Data for this exercise:

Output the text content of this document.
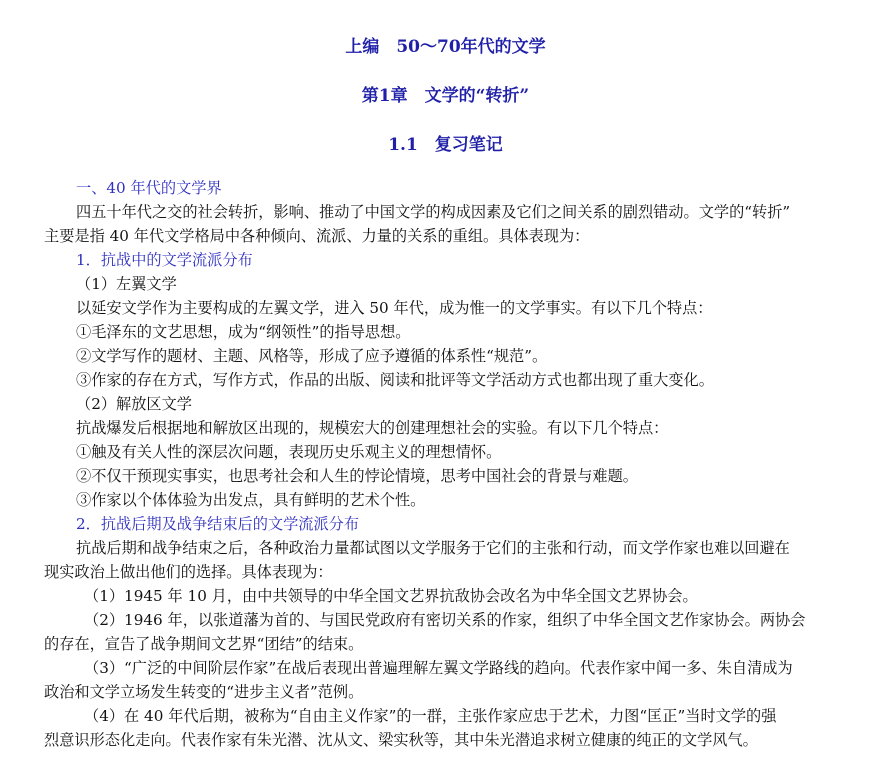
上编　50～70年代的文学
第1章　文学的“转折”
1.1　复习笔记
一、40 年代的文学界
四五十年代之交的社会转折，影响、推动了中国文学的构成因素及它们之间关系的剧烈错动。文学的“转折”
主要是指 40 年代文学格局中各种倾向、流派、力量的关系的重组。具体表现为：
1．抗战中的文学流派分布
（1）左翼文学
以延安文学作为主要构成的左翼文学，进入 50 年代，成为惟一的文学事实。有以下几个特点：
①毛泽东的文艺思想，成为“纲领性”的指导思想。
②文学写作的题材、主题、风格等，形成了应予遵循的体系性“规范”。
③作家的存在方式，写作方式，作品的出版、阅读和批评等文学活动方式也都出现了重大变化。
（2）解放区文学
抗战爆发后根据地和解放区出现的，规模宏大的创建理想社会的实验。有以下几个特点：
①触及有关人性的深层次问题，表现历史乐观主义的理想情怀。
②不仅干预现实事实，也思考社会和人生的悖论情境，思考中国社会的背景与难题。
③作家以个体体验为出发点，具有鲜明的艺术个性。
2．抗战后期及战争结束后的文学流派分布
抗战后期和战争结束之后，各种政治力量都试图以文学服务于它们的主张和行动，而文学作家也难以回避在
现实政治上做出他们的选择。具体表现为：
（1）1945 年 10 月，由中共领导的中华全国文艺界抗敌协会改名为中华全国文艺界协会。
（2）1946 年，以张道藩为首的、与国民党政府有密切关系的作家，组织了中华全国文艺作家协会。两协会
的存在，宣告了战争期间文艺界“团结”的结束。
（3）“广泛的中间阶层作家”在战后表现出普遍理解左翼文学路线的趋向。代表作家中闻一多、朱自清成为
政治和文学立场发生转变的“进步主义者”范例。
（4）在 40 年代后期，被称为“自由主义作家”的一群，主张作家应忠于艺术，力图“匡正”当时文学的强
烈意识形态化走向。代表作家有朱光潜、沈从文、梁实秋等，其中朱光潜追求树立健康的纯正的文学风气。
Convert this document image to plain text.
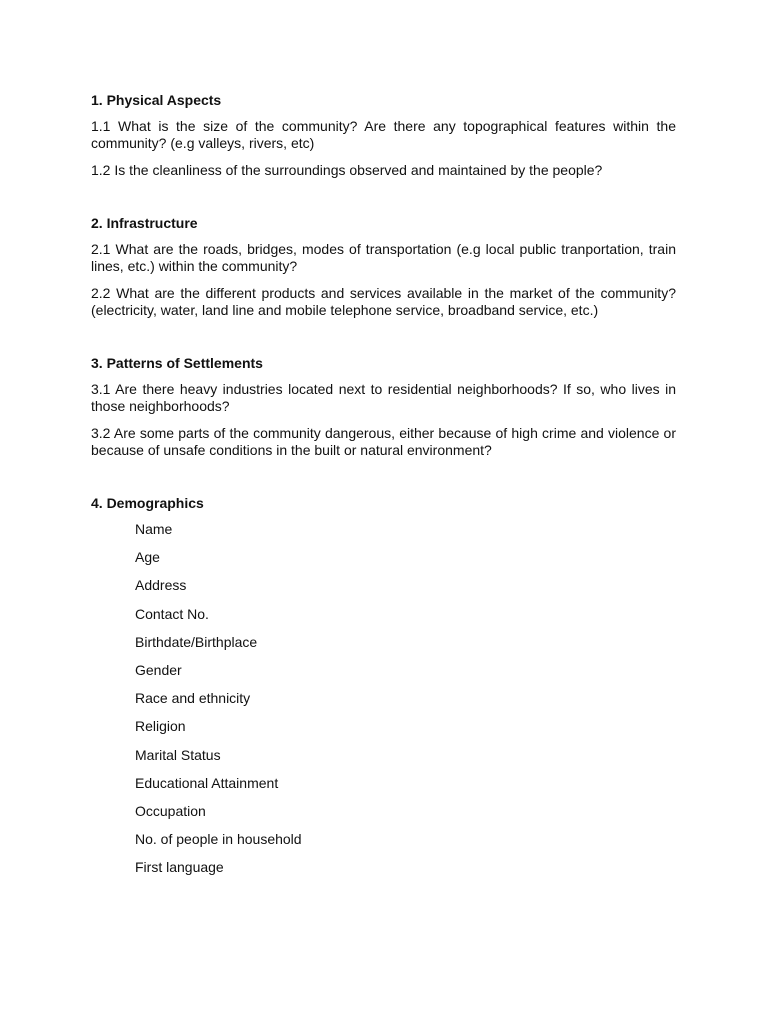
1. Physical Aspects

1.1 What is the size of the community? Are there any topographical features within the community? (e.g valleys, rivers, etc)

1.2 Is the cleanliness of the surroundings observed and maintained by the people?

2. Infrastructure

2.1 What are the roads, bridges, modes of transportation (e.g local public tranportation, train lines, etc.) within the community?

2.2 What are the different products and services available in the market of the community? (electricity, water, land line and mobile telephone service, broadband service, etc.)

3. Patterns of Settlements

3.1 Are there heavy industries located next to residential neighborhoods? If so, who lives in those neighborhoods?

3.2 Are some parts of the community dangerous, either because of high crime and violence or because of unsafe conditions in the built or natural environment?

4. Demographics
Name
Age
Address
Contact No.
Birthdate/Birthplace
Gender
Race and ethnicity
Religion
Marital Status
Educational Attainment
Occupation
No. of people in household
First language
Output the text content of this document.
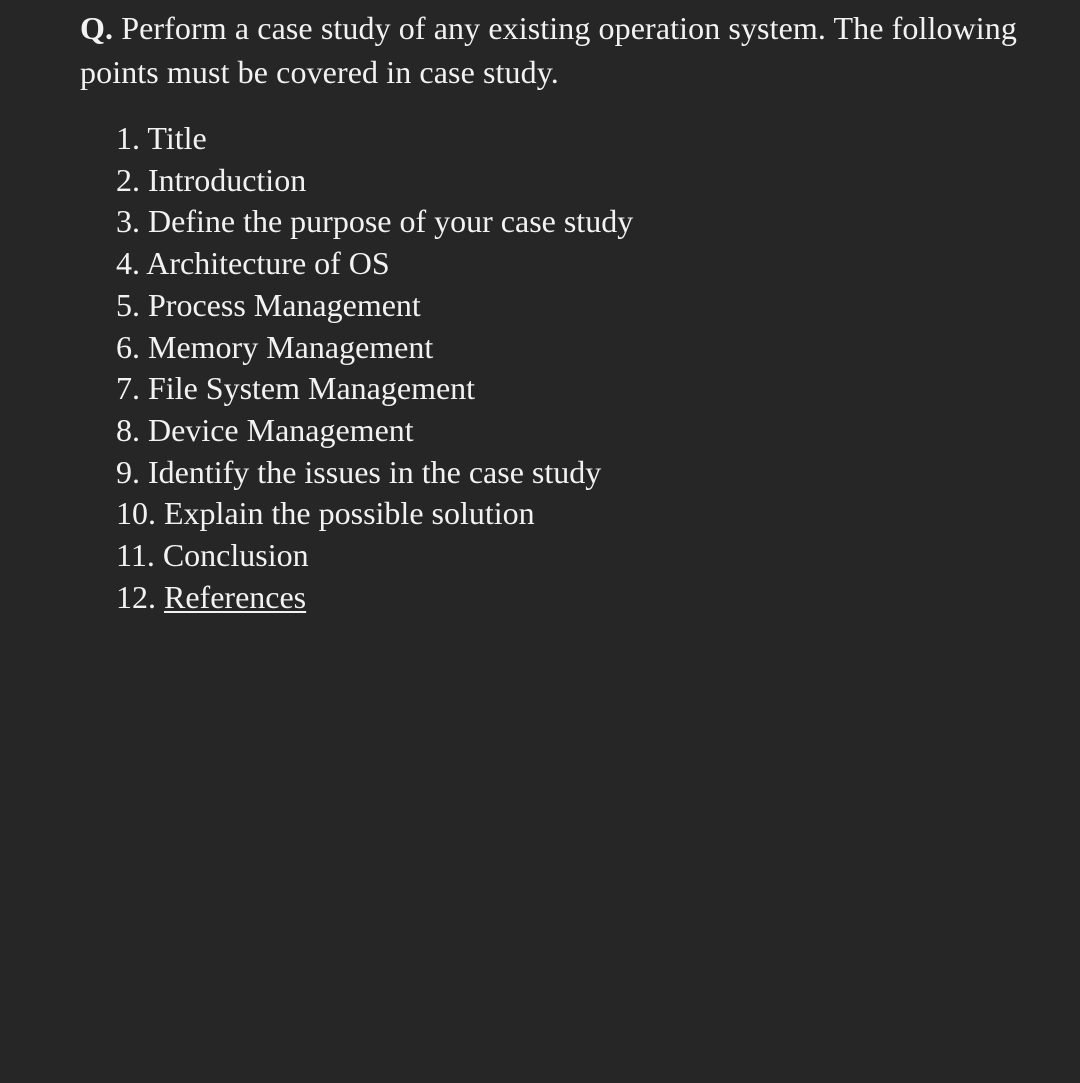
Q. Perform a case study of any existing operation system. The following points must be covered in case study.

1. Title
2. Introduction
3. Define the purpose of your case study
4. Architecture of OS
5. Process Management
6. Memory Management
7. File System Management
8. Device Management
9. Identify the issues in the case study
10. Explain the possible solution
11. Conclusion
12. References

What is needed: Exactly reproduce each record, leaving out any pictures.

Result:
Output the text content of this document.
上编　50～70年代的文学
第1章　文学的“转折”
1.1　复习笔记
一、40 年代的文学界
四五十年代之交的社会转折，影响、推动了中国文学的构成因素及它们之间关系的剧烈错动。文学的“转折”
主要是指 40 年代文学格局中各种倾向、流派、力量的关系的重组。具体表现为：
1．抗战中的文学流派分布
（1）左翼文学
以延安文学作为主要构成的左翼文学，进入 50 年代，成为惟一的文学事实。有以下几个特点：
①毛泽东的文艺思想，成为“纲领性”的指导思想。
②文学写作的题材、主题、风格等，形成了应予遵循的体系性“规范”。
③作家的存在方式，写作方式，作品的出版、阅读和批评等文学活动方式也都出现了重大变化。
（2）解放区文学
抗战爆发后根据地和解放区出现的，规模宏大的创建理想社会的实验。有以下几个特点：
①触及有关人性的深层次问题，表现历史乐观主义的理想情怀。
②不仅干预现实事实，也思考社会和人生的悖论情境，思考中国社会的背景与难题。
③作家以个体体验为出发点，具有鲜明的艺术个性。
2．抗战后期及战争结束后的文学流派分布
抗战后期和战争结束之后，各种政治力量都试图以文学服务于它们的主张和行动，而文学作家也难以回避在
现实政治上做出他们的选择。具体表现为：
（1）1945 年 10 月，由中共领导的中华全国文艺界抗敌协会改名为中华全国文艺界协会。
（2）1946 年，以张道藩为首的、与国民党政府有密切关系的作家，组织了中华全国文艺作家协会。两协会
的存在，宣告了战争期间文艺界“团结”的结束。
（3）“广泛的中间阶层作家”在战后表现出普遍理解左翼文学路线的趋向。代表作家中闻一多、朱自清成为
政治和文学立场发生转变的“进步主义者”范例。
（4）在 40 年代后期，被称为“自由主义作家”的一群，主张作家应忠于艺术，力图“匡正”当时文学的强
烈意识形态化走向。代表作家有朱光潜、沈从文、梁实秋等，其中朱光潜追求树立健康的纯正的文学风气。
Convert this document image to plain text.
1. Physical Aspects

1.1 What is the size of the community? Are there any topographical features within the community? (e.g valleys, rivers, etc)

1.2 Is the cleanliness of the surroundings observed and maintained by the people?

2. Infrastructure

2.1 What are the roads, bridges, modes of transportation (e.g local public tranportation, train lines, etc.) within the community?

2.2 What are the different products and services available in the market of the community? (electricity, water, land line and mobile telephone service, broadband service, etc.)

3. Patterns of Settlements

3.1 Are there heavy industries located next to residential neighborhoods? If so, who lives in those neighborhoods?

3.2 Are some parts of the community dangerous, either because of high crime and violence or because of unsafe conditions in the built or natural environment?

4. Demographics
Name
Age
Address
Contact No.
Birthdate/Birthplace
Gender
Race and ethnicity
Religion
Marital Status
Educational Attainment
Occupation
No. of people in household
First language
Output the text content of this document.
Q. Perform a case study of any existing operation system. The following points must be covered in case study.

1. Title
2. Introduction
3. Define the purpose of your case study
4. Architecture of OS
5. Process Management
6. Memory Management
7. File System Management
8. Device Management
9. Identify the issues in the case study
10. Explain the possible solution
11. Conclusion
12. References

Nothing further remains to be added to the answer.